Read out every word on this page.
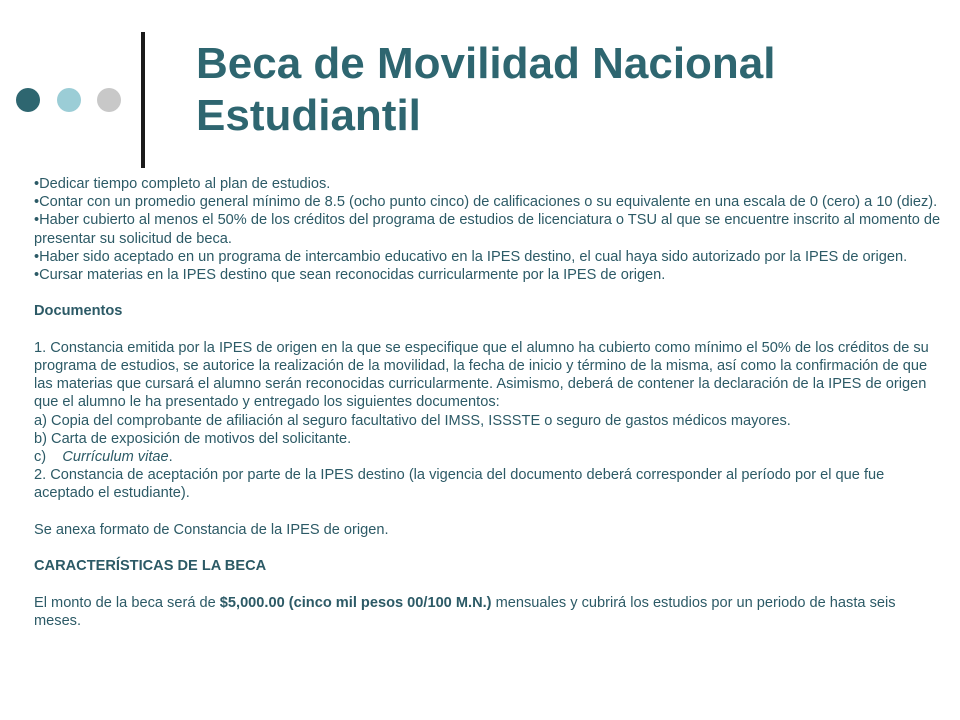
Beca de Movilidad Nacional Estudiantil

•Dedicar tiempo completo al plan de estudios.

•Contar con un promedio general mínimo de 8.5 (ocho punto cinco) de calificaciones o su equivalente en una escala de 0 (cero) a 10 (diez).

•Haber cubierto al menos el 50% de los créditos del programa de estudios de licenciatura o TSU al que se encuentre inscrito al momento de presentar su solicitud de beca.

•Haber sido aceptado en un programa de intercambio educativo en la IPES destino, el cual haya sido autorizado por la IPES de origen.

•Cursar materias en la IPES destino que sean reconocidas curricularmente por la IPES de origen.

Documentos

1. Constancia emitida por la IPES de origen en la que se especifique que el alumno ha cubierto como mínimo el 50% de los créditos de su programa de estudios, se autorice la realización de la movilidad, la fecha de inicio y término de la misma, así como la confirmación de que las materias que cursará el alumno serán reconocidas curricularmente. Asimismo, deberá de contener la declaración de la IPES de origen que el alumno le ha presentado y entregado los siguientes documentos:

a) Copia del comprobante de afiliación al seguro facultativo del IMSS, ISSSTE o seguro de gastos médicos mayores.

b) Carta de exposición de motivos del solicitante.

c)    Currículum vitae.

2. Constancia de aceptación por parte de la IPES destino (la vigencia del documento deberá corresponder al período por el que fue aceptado el estudiante).

Se anexa formato de Constancia de la IPES de origen.

CARACTERÍSTICAS DE LA BECA

El monto de la beca será de $5,000.00 (cinco mil pesos 00/100 M.N.) mensuales y cubrirá los estudios por un periodo de hasta seis meses.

****

:: Task statement ::
Gather each line in these records that contains the string "Haber".

:: Exercise solution ::
•Haber cubierto al menos el 50% de los créditos del programa de estudios de licenciatura o TSU al que se encuentre inscrito al momento de presentar su solicitud de beca.
•Haber sido aceptado en un programa de intercambio educativo en la IPES destino, el cual haya sido autorizado por la IPES de origen.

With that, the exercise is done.